## Exercise requirements:
A. According to the passage on the Ace Drummond serial, who drew the comic strip on which the serial is based?
B. Summarize the passage on the Ace Drummond serial in two sentences.
C. Carry on with the passage on the Ace Drummond serial from the point where it stops.

## Passage given:
-- start --

Ace Drummond is a Universal Pictures 1936 film serial based on the comic strip "Ace Drummond" written by Captain Eddie Rickenbacker and drawn by Clayton Knight. The serial's cast  features John King, Jean Rogers, Noah Beery Jr. and Jackie Morrow, with Lon Chaney Jr. in a supporting role.

Plot
A mysterious villain who calls himself the Dragon is attempting to prevent International Airways from beginning service in Mongolia, in order to protect the secret of the mountain of jade for himself.

The serial features a dungeon in the nearby monastery, the kidnapping of an archeologist who stumbles onto the secret, his daughter's attempts to rescue him with Ace's help, a death ray the Dragon uses on the airline pilots, a radio system by which The Dragon communicates with his henchmen via the rotation of Buddhist prayer wheels (each transmission concluding "The Dragon commands!"), and a squadron of his own fighter planes.

-- end --

## Data rows:
-- start --

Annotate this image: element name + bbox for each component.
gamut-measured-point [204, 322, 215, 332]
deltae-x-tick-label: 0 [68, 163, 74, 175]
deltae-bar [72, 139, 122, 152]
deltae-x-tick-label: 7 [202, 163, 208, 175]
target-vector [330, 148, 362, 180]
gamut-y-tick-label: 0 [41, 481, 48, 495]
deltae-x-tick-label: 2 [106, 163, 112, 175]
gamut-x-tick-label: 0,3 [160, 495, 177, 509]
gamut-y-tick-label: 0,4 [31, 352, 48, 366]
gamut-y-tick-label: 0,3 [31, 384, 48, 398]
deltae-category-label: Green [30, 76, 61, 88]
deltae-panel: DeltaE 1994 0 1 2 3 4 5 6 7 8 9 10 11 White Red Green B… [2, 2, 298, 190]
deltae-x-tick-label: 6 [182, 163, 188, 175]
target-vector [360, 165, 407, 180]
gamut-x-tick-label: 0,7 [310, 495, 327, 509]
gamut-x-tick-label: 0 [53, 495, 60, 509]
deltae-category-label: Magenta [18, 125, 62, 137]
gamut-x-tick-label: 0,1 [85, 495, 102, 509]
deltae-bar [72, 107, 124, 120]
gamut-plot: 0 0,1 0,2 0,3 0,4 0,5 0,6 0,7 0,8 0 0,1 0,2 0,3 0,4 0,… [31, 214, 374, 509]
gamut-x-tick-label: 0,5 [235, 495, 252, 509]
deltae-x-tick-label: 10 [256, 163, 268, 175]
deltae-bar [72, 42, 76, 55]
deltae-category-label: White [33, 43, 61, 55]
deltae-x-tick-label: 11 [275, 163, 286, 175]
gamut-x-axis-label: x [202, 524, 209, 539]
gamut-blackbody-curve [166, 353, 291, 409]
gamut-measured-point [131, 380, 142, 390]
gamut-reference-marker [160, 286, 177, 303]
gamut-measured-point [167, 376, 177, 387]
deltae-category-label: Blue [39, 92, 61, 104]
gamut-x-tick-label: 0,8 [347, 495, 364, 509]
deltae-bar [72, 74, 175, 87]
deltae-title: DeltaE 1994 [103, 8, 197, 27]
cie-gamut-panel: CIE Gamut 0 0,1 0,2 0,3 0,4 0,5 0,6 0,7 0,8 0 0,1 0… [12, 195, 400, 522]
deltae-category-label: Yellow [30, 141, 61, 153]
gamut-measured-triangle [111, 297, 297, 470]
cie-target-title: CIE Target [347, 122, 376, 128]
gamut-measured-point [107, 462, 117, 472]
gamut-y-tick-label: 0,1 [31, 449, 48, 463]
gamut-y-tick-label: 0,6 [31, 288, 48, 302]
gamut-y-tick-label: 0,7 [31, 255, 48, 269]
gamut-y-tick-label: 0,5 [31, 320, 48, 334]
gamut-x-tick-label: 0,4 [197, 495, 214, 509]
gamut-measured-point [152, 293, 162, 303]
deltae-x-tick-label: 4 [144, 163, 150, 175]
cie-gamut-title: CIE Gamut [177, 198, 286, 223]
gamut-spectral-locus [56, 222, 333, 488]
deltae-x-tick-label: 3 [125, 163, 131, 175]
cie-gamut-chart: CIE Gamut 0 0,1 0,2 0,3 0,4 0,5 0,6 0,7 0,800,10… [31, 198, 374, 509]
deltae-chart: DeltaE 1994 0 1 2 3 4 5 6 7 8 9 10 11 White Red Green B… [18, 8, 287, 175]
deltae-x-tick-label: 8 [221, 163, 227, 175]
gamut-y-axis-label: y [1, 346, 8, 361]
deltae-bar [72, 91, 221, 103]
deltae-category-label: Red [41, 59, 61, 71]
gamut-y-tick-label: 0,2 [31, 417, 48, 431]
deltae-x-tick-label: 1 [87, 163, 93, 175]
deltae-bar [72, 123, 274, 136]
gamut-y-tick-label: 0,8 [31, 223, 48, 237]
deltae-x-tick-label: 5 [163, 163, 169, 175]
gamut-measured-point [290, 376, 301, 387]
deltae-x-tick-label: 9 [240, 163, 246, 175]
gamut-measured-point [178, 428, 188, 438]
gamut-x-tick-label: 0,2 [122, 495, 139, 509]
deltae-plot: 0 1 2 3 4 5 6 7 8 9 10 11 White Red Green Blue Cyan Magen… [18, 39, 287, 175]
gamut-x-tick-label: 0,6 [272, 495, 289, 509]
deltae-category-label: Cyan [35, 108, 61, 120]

-- end --

## Per-task answers:
A. Clayton Knight drew the comic strip.

B. Ace Drummond is a 1936 Universal Pictures film serial based on the comic strip by Captain Eddie Rickenbacker and Clayton Knight, starring John King, Jean Rogers, Noah Beery Jr. and Jackie Morrow. Its plot concerns a villain called the Dragon who tries to stop International Airways from starting service in Mongolia so that he can keep the secret of a mountain of jade for himself, using a death ray, a squadron of fighter planes and a radio system hidden in Buddhist prayer wheels.

C.
Cast
John King as Ace Drummond
Jean Rogers as Peggy Trainor
Noah Beery Jr. as Jerry
Jackie Morrow as Billy Meredith
Selmer Jackson as Mr. Meredith
Guy Bates Post as the Grand Lama
C. Montague Shaw as Trainor
Frederick Vogeding as Bauer
Al Bridge as Wyckoff
Chester Gan as Kai-chek
James B. Leong as Henry Kee
James Eagles as Johnny Wong
Arthur Loft as Chang Ho
Lon Chaney Jr. as Henchman Ivan
Stanley Blystone as Henchman Sergei
Edmund Cobb as Henchman Nikolai
Richard Wessel as Henchman Boris

together with:  
Sam Ash as LePage; Hooper Atchley as Caldoni; Louis Vincenot as Lo Tan; Eddie Parker as Dmitri; Tom Steele and George De Normand as Other Henchman;
Russell Wade as Pilot; House Peters Jr. as Co-Pilot; Diana Gibson as Stewardess; and Ed Piel Sr. as Passenger.

Production
Ace Drummond was based on a comic strip by Captain Eddie Rickenbacker.

Ace Drummond gained good publicity following a set visit by Amelia Earhart.  The famous aviator had driven out to the San Fernando Valley, after hearing that the serial was being shot there on location, where she watched the filming of the chapter two cliffhanger.

In the traditional foreword at the beginning of each chapter, Ace Drummond used comic strips to summarise the story so far.  This worked well, and Universal who had been trying to get away from using written text in its forewords, used "similar gimmicks" in their succeeding serials.

Music
Ace also regularly performs his theme song, "Give Me a Ship and a Song".

Critical reception
In the words of Cline, Ace Drummond "exuded the futuristic aura of Flash Gordon combined with the eerie mystery of Baron Frankenstein's castle laboratory."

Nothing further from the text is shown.